Set down every entry word for word. Omit the pictures.
══ Supplied material ══
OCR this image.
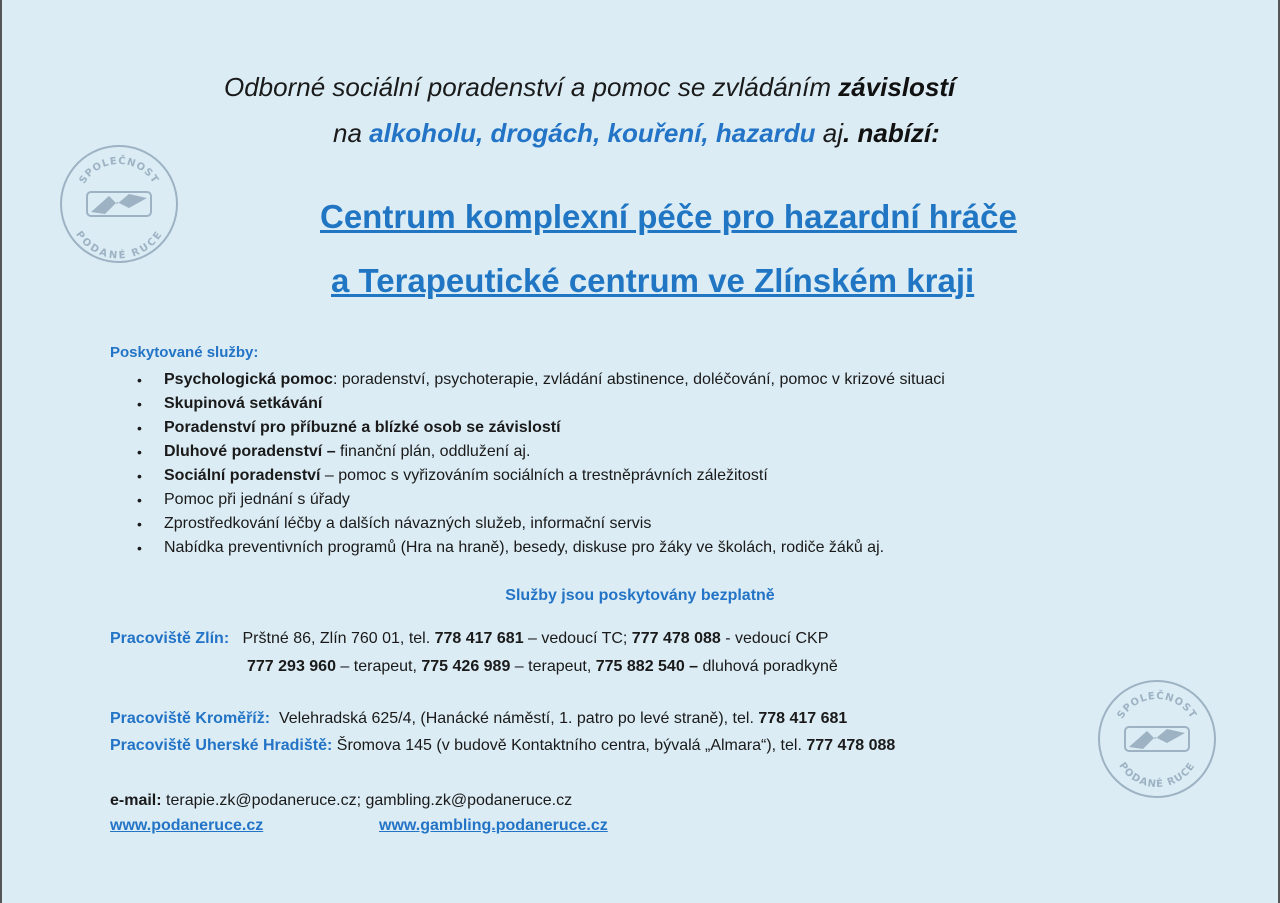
SPOLEČNOST
PODANÉ RUCE
SPOLEČNOST
PODANÉ RUCE
Odborné sociální poradenství a pomoc se zvládáním závislostí
na alkoholu, drogách, kouření, hazardu aj. nabízí:
Centrum komplexní péče pro hazardní hráče
a Terapeutické centrum ve Zlínském kraji
Poskytované služby:
• Psychologická pomoc: poradenství, psychoterapie, zvládání abstinence, doléčování, pomoc v krizové situaci
• Skupinová setkávání
• Poradenství pro příbuzné a blízké osob se závislostí
• Dluhové poradenství – finanční plán, oddlužení aj.
• Sociální poradenství – pomoc s vyřizováním sociálních a trestněprávních záležitostí
• Pomoc při jednání s úřady
• Zprostředkování léčby a dalších návazných služeb, informační servis
• Nabídka preventivních programů (Hra na hraně), besedy, diskuse pro žáky ve školách, rodiče žáků aj.
Služby jsou poskytovány bezplatně
Pracoviště Zlín: Prštné 86, Zlín 760 01, tel. 778 417 681 – vedoucí TC; 777 478 088 - vedoucí CKP
777 293 960 – terapeut, 775 426 989 – terapeut, 775 882 540 – dluhová poradkyně
Pracoviště Kroměříž: Velehradská 625/4, (Hanácké náměstí, 1. patro po levé straně), tel. 778 417 681
Pracoviště Uherské Hradiště: Šromova 145 (v budově Kontaktního centra, bývalá „Almara“), tel. 777 478 088
e-mail: terapie.zk@podaneruce.cz; gambling.zk@podaneruce.cz
www.podaneruce.cz	www.gambling.podaneruce.cz
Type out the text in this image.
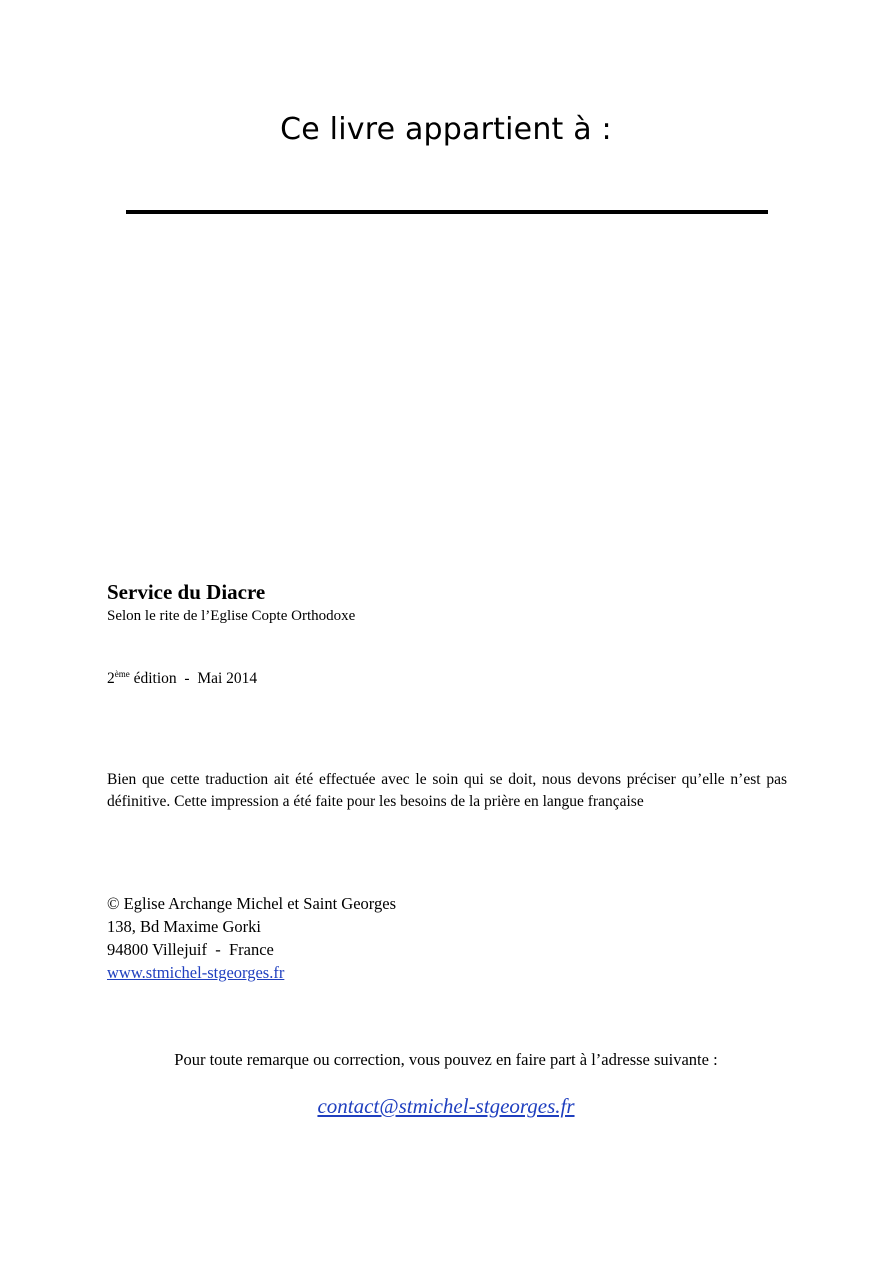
Ce livre appartient à :
Service du Diacre
Selon le rite de l’Eglise Copte Orthodoxe
2ème édition  -  Mai 2014
Bien que cette traduction ait été effectuée avec le soin qui se doit, nous devons préciser qu’elle n’est pas définitive. Cette impression a été faite pour les besoins de la prière en langue française
© Eglise Archange Michel et Saint Georges
138, Bd Maxime Gorki
94800 Villejuif  -  France
www.stmichel-stgeorges.fr
Pour toute remarque ou correction, vous pouvez en faire part à l’adresse suivante :
contact@stmichel-stgeorges.fr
═══
[Answer to the task]
OCR this image.
SPOLEČNOST
PODANÉ RUCE
SPOLEČNOST
PODANÉ RUCE
Odborné sociální poradenství a pomoc se zvládáním závislostí
na alkoholu, drogách, kouření, hazardu aj. nabízí:
Centrum komplexní péče pro hazardní hráče
a Terapeutické centrum ve Zlínském kraji
Poskytované služby:
• Psychologická pomoc: poradenství, psychoterapie, zvládání abstinence, doléčování, pomoc v krizové situaci
• Skupinová setkávání
• Poradenství pro příbuzné a blízké osob se závislostí
• Dluhové poradenství – finanční plán, oddlužení aj.
• Sociální poradenství – pomoc s vyřizováním sociálních a trestněprávních záležitostí
• Pomoc při jednání s úřady
• Zprostředkování léčby a dalších návazných služeb, informační servis
• Nabídka preventivních programů (Hra na hraně), besedy, diskuse pro žáky ve školách, rodiče žáků aj.
Služby jsou poskytovány bezplatně
Pracoviště Zlín: Prštné 86, Zlín 760 01, tel. 778 417 681 – vedoucí TC; 777 478 088 - vedoucí CKP
777 293 960 – terapeut, 775 426 989 – terapeut, 775 882 540 – dluhová poradkyně
Pracoviště Kroměříž: Velehradská 625/4, (Hanácké náměstí, 1. patro po levé straně), tel. 778 417 681
Pracoviště Uherské Hradiště: Šromova 145 (v budově Kontaktního centra, bývalá „Almara“), tel. 777 478 088
e-mail: terapie.zk@podaneruce.cz; gambling.zk@podaneruce.cz
www.podaneruce.cz	www.gambling.podaneruce.cz
Type out the text in this image.
Ce livre appartient à :
Service du Diacre
Selon le rite de l’Eglise Copte Orthodoxe
2ème édition  -  Mai 2014
Bien que cette traduction ait été effectuée avec le soin qui se doit, nous devons préciser qu’elle n’est pas définitive. Cette impression a été faite pour les besoins de la prière en langue française
© Eglise Archange Michel et Saint Georges
138, Bd Maxime Gorki
94800 Villejuif  -  France
www.stmichel-stgeorges.fr
Pour toute remarque ou correction, vous pouvez en faire part à l’adresse suivante :
contact@stmichel-stgeorges.fr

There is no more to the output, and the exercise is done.